(Data records)
================
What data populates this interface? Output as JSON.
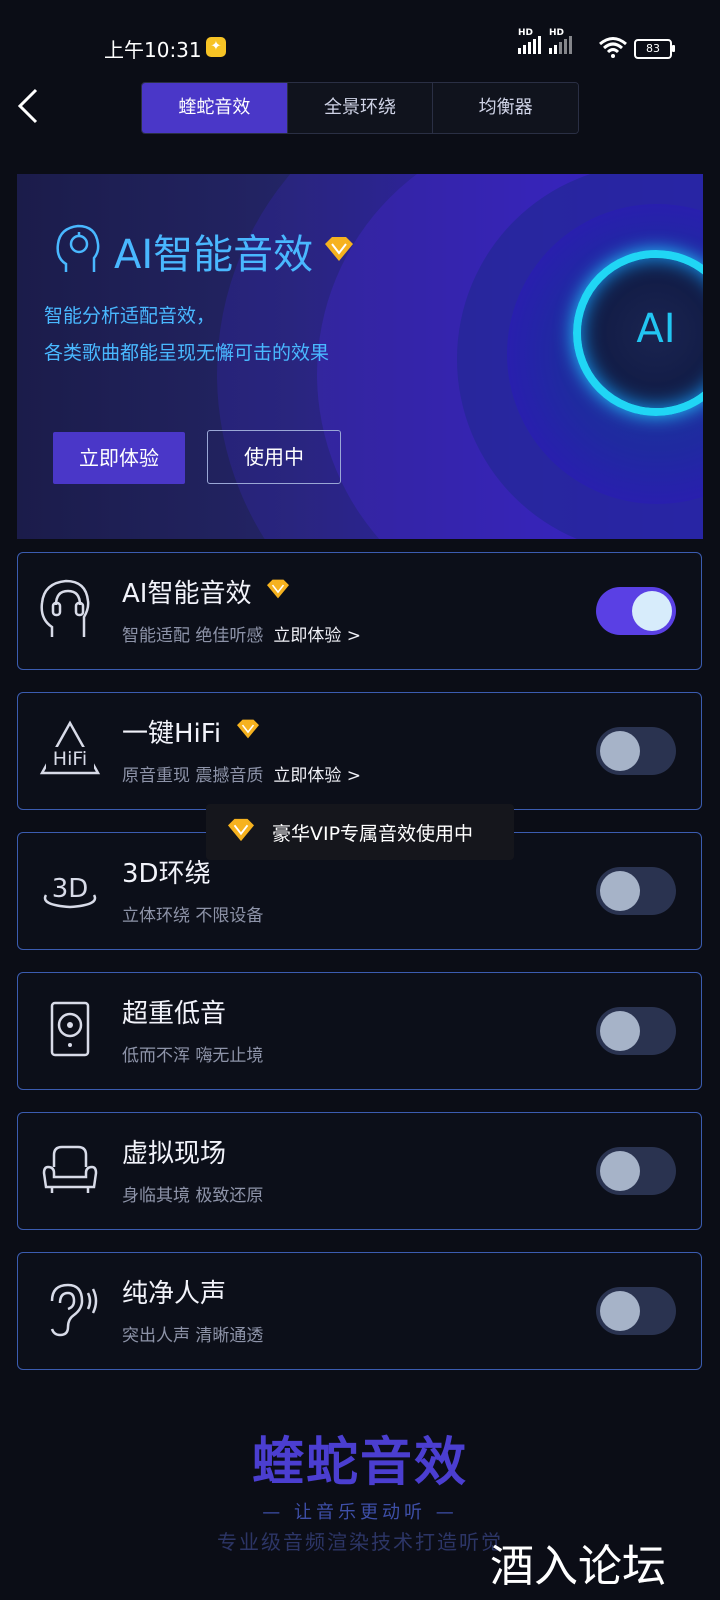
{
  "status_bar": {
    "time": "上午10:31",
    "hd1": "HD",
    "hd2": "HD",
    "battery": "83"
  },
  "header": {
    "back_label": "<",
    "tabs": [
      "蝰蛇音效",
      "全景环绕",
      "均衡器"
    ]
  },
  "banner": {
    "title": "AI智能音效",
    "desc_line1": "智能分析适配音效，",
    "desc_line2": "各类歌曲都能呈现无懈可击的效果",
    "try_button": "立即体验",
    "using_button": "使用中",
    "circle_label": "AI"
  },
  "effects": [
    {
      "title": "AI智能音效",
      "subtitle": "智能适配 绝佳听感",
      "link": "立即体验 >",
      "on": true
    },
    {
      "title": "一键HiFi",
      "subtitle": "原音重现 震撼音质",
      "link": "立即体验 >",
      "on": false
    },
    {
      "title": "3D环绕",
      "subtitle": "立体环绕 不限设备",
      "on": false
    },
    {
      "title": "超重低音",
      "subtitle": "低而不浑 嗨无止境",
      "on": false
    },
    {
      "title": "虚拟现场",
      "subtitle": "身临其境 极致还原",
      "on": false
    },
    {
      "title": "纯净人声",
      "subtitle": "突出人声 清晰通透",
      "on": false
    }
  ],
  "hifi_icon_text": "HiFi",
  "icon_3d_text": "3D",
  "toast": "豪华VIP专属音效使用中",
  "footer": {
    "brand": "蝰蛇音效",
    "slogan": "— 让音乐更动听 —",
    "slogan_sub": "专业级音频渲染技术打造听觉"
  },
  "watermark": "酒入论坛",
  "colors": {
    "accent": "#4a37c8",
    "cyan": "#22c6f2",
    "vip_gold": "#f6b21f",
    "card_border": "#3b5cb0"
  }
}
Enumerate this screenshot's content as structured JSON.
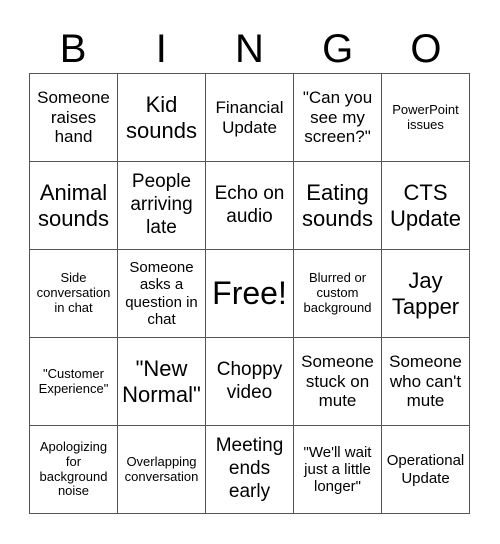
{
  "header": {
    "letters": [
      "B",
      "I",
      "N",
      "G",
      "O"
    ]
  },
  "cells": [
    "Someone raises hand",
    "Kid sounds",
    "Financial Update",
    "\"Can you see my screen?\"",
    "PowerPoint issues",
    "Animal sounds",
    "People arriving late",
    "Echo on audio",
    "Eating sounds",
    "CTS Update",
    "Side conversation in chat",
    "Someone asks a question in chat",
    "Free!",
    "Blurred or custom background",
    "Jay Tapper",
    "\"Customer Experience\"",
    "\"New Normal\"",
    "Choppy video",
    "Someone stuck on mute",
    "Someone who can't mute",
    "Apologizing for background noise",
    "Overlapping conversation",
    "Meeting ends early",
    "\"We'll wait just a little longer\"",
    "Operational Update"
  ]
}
================
**The problem**
Give a single number: the count of lines above that include the word "Someone".

**Correct result**
4